Brief> Quote the listing below in its entirety.

Dataset>

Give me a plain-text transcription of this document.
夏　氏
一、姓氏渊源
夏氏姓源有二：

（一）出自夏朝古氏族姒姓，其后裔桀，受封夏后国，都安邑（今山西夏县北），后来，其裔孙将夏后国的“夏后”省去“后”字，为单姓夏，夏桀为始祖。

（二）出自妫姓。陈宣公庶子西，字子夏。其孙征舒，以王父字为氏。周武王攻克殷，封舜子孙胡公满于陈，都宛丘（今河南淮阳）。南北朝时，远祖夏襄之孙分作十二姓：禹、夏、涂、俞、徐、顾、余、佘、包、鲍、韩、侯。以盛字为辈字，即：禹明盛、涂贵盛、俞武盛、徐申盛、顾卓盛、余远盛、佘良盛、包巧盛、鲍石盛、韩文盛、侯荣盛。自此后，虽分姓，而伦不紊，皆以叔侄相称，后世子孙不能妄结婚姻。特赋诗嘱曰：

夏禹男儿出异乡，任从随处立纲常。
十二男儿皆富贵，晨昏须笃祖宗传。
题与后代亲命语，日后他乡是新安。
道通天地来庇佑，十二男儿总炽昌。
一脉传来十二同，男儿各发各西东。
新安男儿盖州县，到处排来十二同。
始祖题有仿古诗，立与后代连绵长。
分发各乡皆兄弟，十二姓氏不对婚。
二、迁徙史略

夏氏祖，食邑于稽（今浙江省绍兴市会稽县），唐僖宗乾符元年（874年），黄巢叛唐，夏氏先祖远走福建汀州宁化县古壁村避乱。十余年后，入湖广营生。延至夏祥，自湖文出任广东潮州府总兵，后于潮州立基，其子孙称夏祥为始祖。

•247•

Solved problem>
Give me a plain-text transcription of this document.
夏　氏
一、姓氏渊源
夏氏姓源有二：

（一）出自夏朝古氏族姒姓，其后裔桀，受封夏后国，都安邑（今山西夏县北），后来，其裔孙将夏后国的“夏后”省去“后”字，为单姓夏，夏桀为始祖。

（二）出自妫姓。陈宣公庶子西，字子夏。其孙征舒，以王父字为氏。周武王攻克殷，封舜子孙胡公满于陈，都宛丘（今河南淮阳）。南北朝时，远祖夏襄之孙分作十二姓：禹、夏、涂、俞、徐、顾、余、佘、包、鲍、韩、侯。以盛字为辈字，即：禹明盛、涂贵盛、俞武盛、徐申盛、顾卓盛、余远盛、佘良盛、包巧盛、鲍石盛、韩文盛、侯荣盛。自此后，虽分姓，而伦不紊，皆以叔侄相称，后世子孙不能妄结婚姻。特赋诗嘱曰：

夏禹男儿出异乡，任从随处立纲常。
十二男儿皆富贵，晨昏须笃祖宗传。
题与后代亲命语，日后他乡是新安。
道通天地来庇佑，十二男儿总炽昌。
一脉传来十二同，男儿各发各西东。
新安男儿盖州县，到处排来十二同。
始祖题有仿古诗，立与后代连绵长。
分发各乡皆兄弟，十二姓氏不对婚。
二、迁徙史略

夏氏祖，食邑于稽（今浙江省绍兴市会稽县），唐僖宗乾符元年（874年），黄巢叛唐，夏氏先祖远走福建汀州宁化县古壁村避乱。十余年后，入湖广营生。延至夏祥，自湖文出任广东潮州府总兵，后于潮州立基，其子孙称夏祥为始祖。

•247•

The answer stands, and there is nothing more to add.